Written instruction »
Repeat all of the material below exactly as written, images excluded.

....................

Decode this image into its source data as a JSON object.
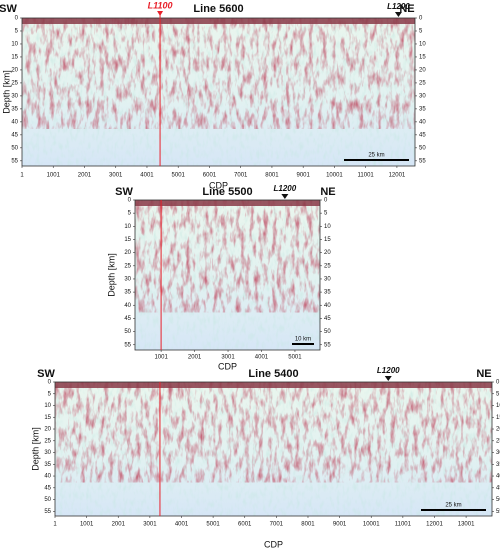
{
  "chart_data": [
    {
      "type": "seismic-section",
      "title": "Line 5600",
      "left_label": "SW",
      "right_label": "NE",
      "xlabel": "CDP",
      "ylabel": "Depth [km]",
      "xlim": [
        1,
        12580
      ],
      "xticks": [
        1,
        1001,
        2001,
        3001,
        4001,
        5001,
        6001,
        7001,
        8001,
        9001,
        10001,
        11001,
        12001
      ],
      "ylim": [
        0,
        57
      ],
      "yticks": [
        0,
        5,
        10,
        15,
        20,
        25,
        30,
        35,
        40,
        45,
        50,
        55
      ],
      "crossing_line": {
        "x": 4420,
        "color": "#e8202a",
        "label": "L1100"
      },
      "marker": {
        "label": "L1200",
        "x": 12050
      },
      "scale_bar": "25 km"
    },
    {
      "type": "seismic-section",
      "title": "Line 5500",
      "left_label": "SW",
      "right_label": "NE",
      "xlabel": "CDP",
      "ylabel": "Depth [km]",
      "xlim": [
        220,
        5750
      ],
      "xticks": [
        1001,
        2001,
        3001,
        4001,
        5001
      ],
      "ylim": [
        0,
        57
      ],
      "yticks": [
        0,
        5,
        10,
        15,
        20,
        25,
        30,
        35,
        40,
        45,
        50,
        55
      ],
      "crossing_line": {
        "x": 1000,
        "color": "#e8202a"
      },
      "marker": {
        "label": "L1200",
        "x": 4700
      },
      "scale_bar": "10 km"
    },
    {
      "type": "seismic-section",
      "title": "Line 5400",
      "left_label": "SW",
      "right_label": "NE",
      "xlabel": "CDP",
      "ylabel": "Depth [km]",
      "xlim": [
        1,
        13820
      ],
      "xticks": [
        1,
        1001,
        2001,
        3001,
        4001,
        5001,
        6001,
        7001,
        8001,
        9001,
        10001,
        11001,
        12001,
        13001
      ],
      "ylim": [
        0,
        57
      ],
      "yticks": [
        0,
        5,
        10,
        15,
        20,
        25,
        30,
        35,
        40,
        45,
        50,
        55
      ],
      "crossing_line": {
        "x": 3320,
        "color": "#e8202a"
      },
      "marker": {
        "label": "L1200",
        "x": 10540
      },
      "scale_bar": "25 km"
    }
  ]
}
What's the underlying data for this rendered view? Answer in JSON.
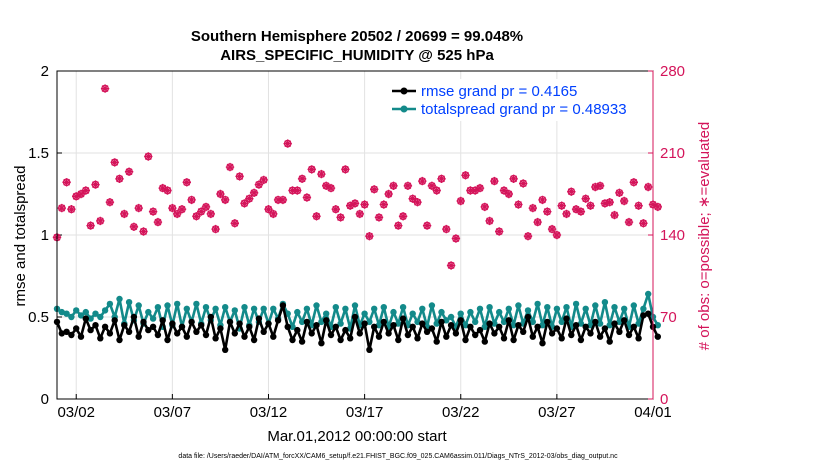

....................

Problem solution »
Decode this image into its source data as a JSON object.
{
  "chart_data": [
    {
      "type": "seismic-section",
      "title": "Line 5600",
      "left_label": "SW",
      "right_label": "NE",
      "xlabel": "CDP",
      "ylabel": "Depth [km]",
      "xlim": [
        1,
        12580
      ],
      "xticks": [
        1,
        1001,
        2001,
        3001,
        4001,
        5001,
        6001,
        7001,
        8001,
        9001,
        10001,
        11001,
        12001
      ],
      "ylim": [
        0,
        57
      ],
      "yticks": [
        0,
        5,
        10,
        15,
        20,
        25,
        30,
        35,
        40,
        45,
        50,
        55
      ],
      "crossing_line": {
        "x": 4420,
        "color": "#e8202a",
        "label": "L1100"
      },
      "marker": {
        "label": "L1200",
        "x": 12050
      },
      "scale_bar": "25 km"
    },
    {
      "type": "seismic-section",
      "title": "Line 5500",
      "left_label": "SW",
      "right_label": "NE",
      "xlabel": "CDP",
      "ylabel": "Depth [km]",
      "xlim": [
        220,
        5750
      ],
      "xticks": [
        1001,
        2001,
        3001,
        4001,
        5001
      ],
      "ylim": [
        0,
        57
      ],
      "yticks": [
        0,
        5,
        10,
        15,
        20,
        25,
        30,
        35,
        40,
        45,
        50,
        55
      ],
      "crossing_line": {
        "x": 1000,
        "color": "#e8202a"
      },
      "marker": {
        "label": "L1200",
        "x": 4700
      },
      "scale_bar": "10 km"
    },
    {
      "type": "seismic-section",
      "title": "Line 5400",
      "left_label": "SW",
      "right_label": "NE",
      "xlabel": "CDP",
      "ylabel": "Depth [km]",
      "xlim": [
        1,
        13820
      ],
      "xticks": [
        1,
        1001,
        2001,
        3001,
        4001,
        5001,
        6001,
        7001,
        8001,
        9001,
        10001,
        11001,
        12001,
        13001
      ],
      "ylim": [
        0,
        57
      ],
      "yticks": [
        0,
        5,
        10,
        15,
        20,
        25,
        30,
        35,
        40,
        45,
        50,
        55
      ],
      "crossing_line": {
        "x": 3320,
        "color": "#e8202a"
      },
      "marker": {
        "label": "L1200",
        "x": 10540
      },
      "scale_bar": "25 km"
    }
  ]
}
What's the underlying data for this rendered view? Answer in JSON.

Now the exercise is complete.